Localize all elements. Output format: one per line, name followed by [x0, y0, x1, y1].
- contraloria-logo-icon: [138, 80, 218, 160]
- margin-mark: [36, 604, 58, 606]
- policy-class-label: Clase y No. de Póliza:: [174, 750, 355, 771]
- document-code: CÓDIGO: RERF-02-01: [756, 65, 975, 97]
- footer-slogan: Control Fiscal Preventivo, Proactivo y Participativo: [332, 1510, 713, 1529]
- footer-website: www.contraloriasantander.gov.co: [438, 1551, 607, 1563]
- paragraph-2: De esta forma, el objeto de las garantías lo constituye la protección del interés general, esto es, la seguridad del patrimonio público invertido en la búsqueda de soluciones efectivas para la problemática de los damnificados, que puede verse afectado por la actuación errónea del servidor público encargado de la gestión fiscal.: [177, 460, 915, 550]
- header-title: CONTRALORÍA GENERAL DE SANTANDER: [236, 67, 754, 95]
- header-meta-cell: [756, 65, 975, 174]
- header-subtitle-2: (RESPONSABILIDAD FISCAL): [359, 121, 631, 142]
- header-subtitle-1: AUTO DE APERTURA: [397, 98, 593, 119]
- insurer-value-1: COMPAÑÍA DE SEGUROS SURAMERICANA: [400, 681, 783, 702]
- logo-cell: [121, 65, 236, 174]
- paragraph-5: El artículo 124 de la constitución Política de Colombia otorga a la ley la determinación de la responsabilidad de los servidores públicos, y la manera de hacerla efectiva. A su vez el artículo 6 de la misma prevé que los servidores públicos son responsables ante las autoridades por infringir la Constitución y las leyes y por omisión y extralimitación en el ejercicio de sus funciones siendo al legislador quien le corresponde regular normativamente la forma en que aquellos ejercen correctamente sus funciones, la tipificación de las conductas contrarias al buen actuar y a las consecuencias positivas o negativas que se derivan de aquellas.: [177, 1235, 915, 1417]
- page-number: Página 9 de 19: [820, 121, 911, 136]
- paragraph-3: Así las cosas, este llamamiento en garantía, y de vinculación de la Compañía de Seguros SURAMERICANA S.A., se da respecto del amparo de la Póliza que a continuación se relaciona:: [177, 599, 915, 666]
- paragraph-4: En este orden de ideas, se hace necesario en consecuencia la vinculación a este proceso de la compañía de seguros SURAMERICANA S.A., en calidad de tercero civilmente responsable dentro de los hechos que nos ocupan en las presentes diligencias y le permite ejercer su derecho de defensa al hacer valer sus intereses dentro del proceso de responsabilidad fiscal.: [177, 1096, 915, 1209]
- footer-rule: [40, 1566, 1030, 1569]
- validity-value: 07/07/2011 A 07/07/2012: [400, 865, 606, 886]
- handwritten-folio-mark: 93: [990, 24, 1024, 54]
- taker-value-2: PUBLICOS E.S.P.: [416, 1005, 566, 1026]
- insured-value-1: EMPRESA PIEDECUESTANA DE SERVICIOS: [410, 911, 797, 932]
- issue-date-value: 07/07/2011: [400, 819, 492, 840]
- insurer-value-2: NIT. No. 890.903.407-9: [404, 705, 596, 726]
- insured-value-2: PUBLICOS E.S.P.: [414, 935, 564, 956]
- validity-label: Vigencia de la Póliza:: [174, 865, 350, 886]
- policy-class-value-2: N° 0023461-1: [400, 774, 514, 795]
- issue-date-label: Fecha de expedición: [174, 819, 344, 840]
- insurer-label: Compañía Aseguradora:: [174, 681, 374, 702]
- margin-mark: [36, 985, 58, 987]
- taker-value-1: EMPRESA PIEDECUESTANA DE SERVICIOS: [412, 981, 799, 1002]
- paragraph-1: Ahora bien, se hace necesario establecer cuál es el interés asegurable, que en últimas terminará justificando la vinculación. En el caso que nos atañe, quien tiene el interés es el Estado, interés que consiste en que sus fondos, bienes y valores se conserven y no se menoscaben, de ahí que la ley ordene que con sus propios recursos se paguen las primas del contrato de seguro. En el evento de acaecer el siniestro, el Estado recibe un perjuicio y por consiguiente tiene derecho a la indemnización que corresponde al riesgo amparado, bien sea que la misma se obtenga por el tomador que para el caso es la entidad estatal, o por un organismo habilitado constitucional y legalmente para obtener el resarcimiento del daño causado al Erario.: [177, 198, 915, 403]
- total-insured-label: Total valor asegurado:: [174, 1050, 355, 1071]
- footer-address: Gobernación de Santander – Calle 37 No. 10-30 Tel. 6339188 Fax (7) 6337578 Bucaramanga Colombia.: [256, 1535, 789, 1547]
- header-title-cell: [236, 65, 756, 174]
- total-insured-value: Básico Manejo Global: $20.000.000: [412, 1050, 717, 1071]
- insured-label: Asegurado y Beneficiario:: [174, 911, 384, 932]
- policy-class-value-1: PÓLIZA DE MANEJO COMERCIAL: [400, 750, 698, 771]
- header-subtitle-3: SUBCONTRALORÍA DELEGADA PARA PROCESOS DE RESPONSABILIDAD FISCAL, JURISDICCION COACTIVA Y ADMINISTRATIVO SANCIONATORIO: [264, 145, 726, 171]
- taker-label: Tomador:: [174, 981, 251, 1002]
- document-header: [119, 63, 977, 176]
__________
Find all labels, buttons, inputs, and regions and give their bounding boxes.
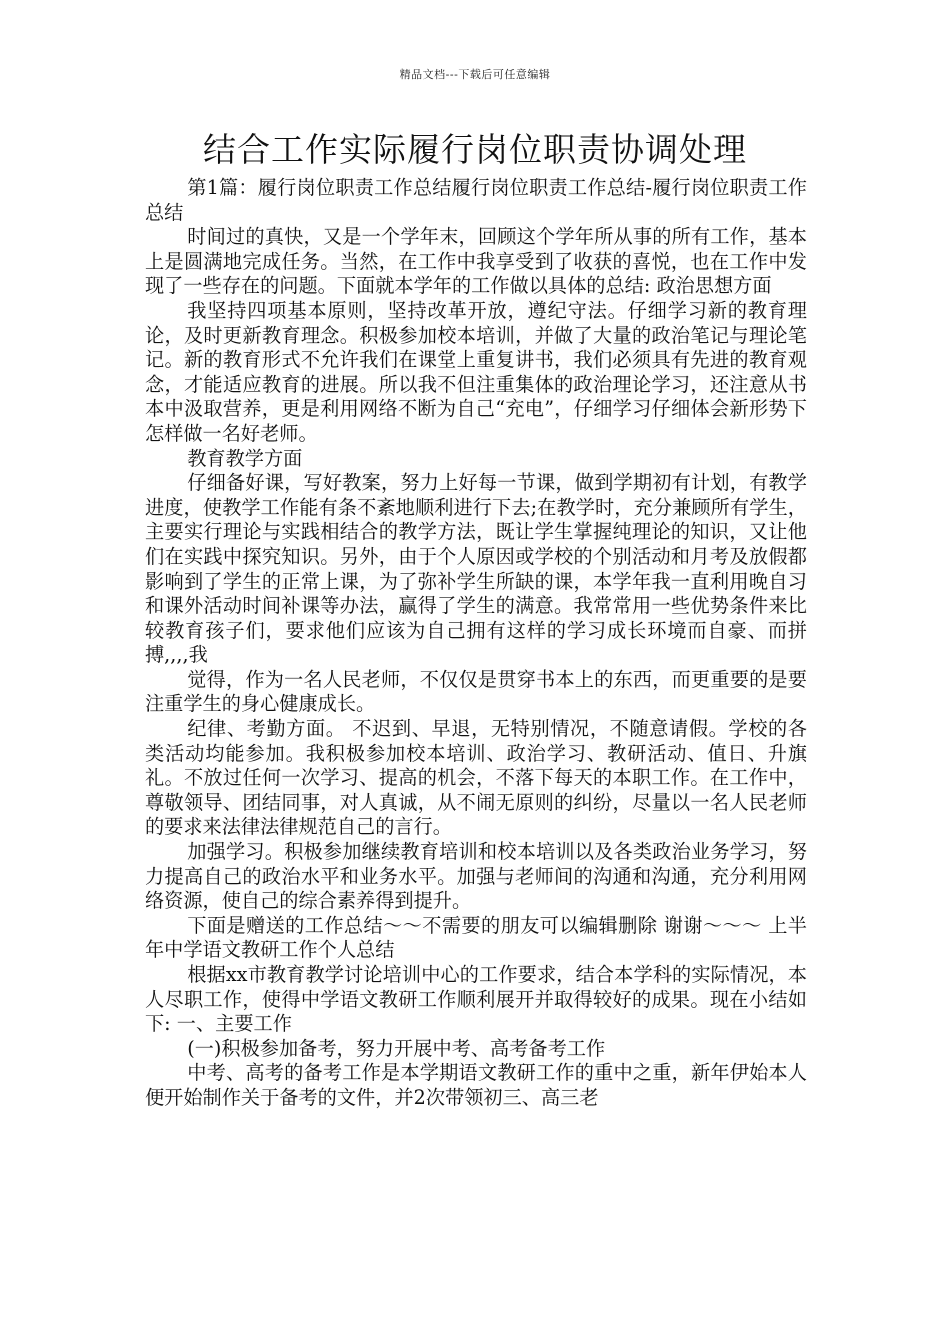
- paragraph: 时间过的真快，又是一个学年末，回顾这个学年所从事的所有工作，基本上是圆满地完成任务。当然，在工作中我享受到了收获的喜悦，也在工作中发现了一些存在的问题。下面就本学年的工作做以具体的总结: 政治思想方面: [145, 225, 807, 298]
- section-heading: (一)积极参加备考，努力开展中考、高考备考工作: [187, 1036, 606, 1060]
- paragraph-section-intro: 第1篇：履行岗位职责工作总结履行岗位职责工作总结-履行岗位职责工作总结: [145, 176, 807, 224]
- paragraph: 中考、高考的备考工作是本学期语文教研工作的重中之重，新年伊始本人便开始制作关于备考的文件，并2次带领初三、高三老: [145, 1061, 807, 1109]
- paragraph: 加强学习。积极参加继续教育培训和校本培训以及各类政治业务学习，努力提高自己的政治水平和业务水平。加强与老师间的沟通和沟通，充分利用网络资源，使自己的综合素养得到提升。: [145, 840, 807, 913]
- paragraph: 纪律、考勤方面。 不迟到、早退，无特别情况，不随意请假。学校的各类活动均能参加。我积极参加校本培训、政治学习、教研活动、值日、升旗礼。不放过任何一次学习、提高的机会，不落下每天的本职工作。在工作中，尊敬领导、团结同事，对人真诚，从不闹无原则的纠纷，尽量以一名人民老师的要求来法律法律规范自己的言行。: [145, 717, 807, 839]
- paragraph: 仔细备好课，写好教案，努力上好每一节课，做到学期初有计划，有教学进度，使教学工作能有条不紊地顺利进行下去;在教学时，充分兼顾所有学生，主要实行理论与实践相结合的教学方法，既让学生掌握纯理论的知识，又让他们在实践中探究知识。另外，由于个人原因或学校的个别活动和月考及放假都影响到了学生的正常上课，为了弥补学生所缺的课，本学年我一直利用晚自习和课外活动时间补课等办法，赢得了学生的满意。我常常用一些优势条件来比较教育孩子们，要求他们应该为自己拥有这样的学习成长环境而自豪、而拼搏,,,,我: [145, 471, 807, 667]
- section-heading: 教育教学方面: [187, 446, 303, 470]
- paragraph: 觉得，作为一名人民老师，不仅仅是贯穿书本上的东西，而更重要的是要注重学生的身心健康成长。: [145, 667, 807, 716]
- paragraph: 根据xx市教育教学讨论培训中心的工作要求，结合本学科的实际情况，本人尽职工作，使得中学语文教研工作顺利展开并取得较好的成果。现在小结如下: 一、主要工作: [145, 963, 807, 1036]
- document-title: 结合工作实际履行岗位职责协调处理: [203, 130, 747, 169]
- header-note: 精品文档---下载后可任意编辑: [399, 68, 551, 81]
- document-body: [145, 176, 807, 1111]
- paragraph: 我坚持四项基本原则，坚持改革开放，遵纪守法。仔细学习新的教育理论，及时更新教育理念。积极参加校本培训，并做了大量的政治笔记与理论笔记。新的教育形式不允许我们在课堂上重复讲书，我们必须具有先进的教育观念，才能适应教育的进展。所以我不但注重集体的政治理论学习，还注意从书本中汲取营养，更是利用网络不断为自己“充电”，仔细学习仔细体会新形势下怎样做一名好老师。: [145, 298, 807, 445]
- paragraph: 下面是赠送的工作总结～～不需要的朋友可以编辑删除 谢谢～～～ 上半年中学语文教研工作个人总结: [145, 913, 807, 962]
__________
# DESCRIPTION OF THE TASK:
Can you copy out, word for word, the part of the items that opens with the line containing "Localize all elements." and closes with the line containing "- logo-cell: [121, 65, 236, 174]", both of those lines included?

# FINISHED EXERCISE:
Localize all elements. Output format: one per line, name followed by [x0, y0, x1, y1].
- contraloria-logo-icon: [138, 80, 218, 160]
- margin-mark: [36, 604, 58, 606]
- policy-class-label: Clase y No. de Póliza:: [174, 750, 355, 771]
- document-code: CÓDIGO: RERF-02-01: [756, 65, 975, 97]
- footer-slogan: Control Fiscal Preventivo, Proactivo y Participativo: [332, 1510, 713, 1529]
- footer-website: www.contraloriasantander.gov.co: [438, 1551, 607, 1563]
- paragraph-2: De esta forma, el objeto de las garantías lo constituye la protección del interés general, esto es, la seguridad del patrimonio público invertido en la búsqueda de soluciones efectivas para la problemática de los damnificados, que puede verse afectado por la actuación errónea del servidor público encargado de la gestión fiscal.: [177, 460, 915, 550]
- header-title: CONTRALORÍA GENERAL DE SANTANDER: [236, 67, 754, 95]
- header-meta-cell: [756, 65, 975, 174]
- header-subtitle-2: (RESPONSABILIDAD FISCAL): [359, 121, 631, 142]
- header-subtitle-1: AUTO DE APERTURA: [397, 98, 593, 119]
- insurer-value-1: COMPAÑÍA DE SEGUROS SURAMERICANA: [400, 681, 783, 702]
- logo-cell: [121, 65, 236, 174]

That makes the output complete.